Data for processing:
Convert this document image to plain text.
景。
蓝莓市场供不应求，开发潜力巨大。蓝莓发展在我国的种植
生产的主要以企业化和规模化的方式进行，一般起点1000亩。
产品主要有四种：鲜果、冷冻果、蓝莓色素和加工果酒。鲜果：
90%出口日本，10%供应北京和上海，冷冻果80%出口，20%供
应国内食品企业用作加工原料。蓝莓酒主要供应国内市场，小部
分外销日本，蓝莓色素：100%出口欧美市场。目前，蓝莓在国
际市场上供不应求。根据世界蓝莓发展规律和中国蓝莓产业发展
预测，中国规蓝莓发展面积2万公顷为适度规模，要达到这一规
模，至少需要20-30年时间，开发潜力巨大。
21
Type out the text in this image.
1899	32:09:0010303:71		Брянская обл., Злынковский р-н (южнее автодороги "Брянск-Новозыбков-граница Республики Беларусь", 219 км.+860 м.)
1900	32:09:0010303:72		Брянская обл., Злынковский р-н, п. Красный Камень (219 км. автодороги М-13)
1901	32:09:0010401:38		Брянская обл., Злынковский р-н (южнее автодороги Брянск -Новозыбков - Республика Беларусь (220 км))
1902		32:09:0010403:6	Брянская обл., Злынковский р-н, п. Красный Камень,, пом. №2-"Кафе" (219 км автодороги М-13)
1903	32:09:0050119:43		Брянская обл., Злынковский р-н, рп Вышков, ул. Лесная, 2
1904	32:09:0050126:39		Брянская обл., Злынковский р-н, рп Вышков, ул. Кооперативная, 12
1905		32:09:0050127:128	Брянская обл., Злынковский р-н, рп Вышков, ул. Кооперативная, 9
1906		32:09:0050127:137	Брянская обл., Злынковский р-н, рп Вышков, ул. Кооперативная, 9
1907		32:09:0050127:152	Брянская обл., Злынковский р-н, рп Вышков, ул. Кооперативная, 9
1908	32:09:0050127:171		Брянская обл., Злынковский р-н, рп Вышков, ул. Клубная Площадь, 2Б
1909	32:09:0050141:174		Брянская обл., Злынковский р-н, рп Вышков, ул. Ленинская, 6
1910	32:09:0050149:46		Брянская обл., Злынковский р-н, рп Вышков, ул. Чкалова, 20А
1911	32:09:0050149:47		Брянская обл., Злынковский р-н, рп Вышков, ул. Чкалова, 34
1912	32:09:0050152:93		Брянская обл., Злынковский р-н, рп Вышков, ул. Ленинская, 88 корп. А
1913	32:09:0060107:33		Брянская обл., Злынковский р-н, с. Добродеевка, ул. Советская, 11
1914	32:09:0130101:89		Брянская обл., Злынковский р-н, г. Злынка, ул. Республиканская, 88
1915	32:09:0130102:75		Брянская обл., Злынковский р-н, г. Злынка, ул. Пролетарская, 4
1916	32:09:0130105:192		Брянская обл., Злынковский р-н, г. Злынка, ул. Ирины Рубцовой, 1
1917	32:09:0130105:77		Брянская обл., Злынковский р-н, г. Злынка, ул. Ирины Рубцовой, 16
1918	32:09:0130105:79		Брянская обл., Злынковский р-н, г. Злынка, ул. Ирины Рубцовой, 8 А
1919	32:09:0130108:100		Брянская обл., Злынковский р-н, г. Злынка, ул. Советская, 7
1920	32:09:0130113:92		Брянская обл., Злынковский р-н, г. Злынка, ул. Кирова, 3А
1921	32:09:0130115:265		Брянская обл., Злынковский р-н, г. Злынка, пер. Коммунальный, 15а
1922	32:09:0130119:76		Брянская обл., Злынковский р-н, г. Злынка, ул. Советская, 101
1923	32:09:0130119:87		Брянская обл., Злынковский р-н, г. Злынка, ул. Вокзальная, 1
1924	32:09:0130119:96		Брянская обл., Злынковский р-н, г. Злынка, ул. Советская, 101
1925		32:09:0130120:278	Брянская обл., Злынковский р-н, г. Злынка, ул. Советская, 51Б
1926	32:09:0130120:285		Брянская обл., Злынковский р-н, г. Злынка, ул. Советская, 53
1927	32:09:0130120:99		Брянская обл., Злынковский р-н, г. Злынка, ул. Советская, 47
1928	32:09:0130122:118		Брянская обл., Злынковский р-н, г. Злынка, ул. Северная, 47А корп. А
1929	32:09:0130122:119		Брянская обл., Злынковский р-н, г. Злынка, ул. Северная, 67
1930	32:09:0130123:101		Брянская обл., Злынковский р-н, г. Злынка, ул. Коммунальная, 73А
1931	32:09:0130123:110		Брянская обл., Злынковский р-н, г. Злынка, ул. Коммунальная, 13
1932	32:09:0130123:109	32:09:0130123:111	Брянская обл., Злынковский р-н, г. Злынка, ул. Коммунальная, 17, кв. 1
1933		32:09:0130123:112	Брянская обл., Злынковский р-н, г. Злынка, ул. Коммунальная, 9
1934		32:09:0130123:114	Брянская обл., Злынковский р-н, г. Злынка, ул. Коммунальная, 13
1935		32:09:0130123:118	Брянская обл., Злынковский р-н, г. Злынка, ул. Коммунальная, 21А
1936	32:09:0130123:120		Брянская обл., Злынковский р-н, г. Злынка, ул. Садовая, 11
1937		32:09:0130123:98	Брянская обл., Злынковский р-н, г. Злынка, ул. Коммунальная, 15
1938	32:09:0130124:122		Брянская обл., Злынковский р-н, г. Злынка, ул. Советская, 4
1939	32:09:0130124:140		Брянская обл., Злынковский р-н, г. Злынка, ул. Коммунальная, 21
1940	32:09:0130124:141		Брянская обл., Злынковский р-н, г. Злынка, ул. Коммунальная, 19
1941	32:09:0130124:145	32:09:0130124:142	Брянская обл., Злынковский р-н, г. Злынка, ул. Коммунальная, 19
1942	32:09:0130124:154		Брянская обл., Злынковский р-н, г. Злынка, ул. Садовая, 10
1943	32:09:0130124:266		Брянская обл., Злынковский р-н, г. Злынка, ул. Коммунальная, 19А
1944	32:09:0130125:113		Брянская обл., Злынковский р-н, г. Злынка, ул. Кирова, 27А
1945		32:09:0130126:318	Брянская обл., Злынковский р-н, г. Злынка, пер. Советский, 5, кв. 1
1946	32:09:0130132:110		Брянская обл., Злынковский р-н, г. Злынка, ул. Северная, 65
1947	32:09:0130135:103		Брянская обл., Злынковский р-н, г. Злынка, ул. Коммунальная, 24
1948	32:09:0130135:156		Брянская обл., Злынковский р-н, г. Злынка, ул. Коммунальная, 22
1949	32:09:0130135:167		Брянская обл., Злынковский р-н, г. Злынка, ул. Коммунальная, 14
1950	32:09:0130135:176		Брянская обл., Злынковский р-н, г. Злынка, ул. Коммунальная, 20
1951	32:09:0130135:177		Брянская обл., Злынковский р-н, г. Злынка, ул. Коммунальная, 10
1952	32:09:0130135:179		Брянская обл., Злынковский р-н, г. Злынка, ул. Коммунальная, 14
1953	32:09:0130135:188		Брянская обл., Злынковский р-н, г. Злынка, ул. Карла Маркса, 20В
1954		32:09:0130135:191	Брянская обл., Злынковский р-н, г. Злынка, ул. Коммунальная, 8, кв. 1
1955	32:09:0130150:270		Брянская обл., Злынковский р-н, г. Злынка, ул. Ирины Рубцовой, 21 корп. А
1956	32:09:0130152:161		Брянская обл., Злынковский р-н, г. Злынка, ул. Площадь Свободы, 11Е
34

Problem details:
Tally the lines in the entries above that hold the word "южнее". Reply with nothing but that count.

Answer to the exercise:
2